--- start Material provided ---

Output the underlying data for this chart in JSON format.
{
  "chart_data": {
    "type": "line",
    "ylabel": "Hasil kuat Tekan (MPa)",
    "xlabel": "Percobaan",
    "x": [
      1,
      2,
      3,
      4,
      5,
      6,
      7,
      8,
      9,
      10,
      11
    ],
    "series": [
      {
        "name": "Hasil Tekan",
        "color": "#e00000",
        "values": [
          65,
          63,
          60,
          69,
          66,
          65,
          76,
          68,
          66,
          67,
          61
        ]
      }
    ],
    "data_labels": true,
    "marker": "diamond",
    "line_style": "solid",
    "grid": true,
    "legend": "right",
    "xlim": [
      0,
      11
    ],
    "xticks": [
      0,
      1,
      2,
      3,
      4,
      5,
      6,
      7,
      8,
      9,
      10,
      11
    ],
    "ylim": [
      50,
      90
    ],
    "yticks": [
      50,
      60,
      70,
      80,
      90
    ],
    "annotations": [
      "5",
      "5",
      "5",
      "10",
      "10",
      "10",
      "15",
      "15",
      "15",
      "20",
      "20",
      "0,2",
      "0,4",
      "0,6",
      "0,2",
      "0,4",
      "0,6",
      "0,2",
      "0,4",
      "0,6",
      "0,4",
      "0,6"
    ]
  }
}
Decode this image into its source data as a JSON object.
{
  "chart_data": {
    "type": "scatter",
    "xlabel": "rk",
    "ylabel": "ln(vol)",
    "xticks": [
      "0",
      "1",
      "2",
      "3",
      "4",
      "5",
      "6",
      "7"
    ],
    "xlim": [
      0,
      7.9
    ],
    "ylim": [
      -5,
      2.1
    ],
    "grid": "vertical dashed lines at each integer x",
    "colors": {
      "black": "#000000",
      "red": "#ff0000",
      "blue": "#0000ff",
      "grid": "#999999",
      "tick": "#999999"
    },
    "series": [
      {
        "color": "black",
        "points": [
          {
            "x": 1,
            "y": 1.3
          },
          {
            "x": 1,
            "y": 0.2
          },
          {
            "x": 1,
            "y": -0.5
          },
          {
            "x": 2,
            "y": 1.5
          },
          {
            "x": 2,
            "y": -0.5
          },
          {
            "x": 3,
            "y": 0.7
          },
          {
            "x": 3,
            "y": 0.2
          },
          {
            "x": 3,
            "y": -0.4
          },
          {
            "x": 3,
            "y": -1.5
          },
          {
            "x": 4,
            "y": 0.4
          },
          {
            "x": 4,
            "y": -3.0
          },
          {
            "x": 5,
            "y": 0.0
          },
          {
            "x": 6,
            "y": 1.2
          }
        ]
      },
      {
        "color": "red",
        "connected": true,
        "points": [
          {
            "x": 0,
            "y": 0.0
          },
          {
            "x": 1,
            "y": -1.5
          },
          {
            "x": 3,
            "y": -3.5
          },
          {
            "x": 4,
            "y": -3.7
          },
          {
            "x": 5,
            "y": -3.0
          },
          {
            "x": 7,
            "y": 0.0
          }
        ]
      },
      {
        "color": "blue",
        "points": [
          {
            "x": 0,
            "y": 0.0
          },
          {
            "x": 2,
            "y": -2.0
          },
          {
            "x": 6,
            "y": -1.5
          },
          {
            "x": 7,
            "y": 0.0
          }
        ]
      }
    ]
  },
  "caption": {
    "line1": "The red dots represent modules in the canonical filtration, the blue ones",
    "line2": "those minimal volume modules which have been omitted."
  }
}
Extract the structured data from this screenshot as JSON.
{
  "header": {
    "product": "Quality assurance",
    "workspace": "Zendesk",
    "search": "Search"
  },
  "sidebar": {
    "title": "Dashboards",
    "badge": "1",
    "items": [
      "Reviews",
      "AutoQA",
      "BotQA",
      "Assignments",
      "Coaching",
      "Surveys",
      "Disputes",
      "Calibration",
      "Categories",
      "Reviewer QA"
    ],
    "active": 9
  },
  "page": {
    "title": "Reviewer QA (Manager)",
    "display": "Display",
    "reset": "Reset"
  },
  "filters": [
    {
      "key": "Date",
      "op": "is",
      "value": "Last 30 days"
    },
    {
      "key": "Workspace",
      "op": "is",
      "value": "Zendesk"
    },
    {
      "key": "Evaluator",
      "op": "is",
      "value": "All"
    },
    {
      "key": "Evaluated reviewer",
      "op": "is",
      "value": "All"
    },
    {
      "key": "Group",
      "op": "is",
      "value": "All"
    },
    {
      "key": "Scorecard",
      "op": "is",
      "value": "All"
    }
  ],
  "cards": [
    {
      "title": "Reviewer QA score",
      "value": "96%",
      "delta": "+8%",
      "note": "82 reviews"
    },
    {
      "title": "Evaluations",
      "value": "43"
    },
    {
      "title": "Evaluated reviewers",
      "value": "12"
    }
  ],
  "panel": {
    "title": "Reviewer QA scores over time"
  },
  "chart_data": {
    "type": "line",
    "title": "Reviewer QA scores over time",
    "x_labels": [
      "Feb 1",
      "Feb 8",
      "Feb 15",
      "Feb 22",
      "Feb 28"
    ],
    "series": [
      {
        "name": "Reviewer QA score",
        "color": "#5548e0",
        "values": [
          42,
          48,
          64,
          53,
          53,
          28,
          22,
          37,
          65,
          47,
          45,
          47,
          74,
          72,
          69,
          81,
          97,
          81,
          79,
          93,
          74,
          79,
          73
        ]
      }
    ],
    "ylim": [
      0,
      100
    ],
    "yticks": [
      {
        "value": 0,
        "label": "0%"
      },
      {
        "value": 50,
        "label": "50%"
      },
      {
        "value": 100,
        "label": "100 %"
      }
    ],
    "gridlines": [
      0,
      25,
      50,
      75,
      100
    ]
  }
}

--- end Material provided ---

**What is asked**
Look through the listing and extract every line with "this" in it.

**Exercise solution**
Output the underlying data for this chart in JSON format.
Decode this image into its source data as a JSON object.
Extract the structured data from this screenshot as JSON.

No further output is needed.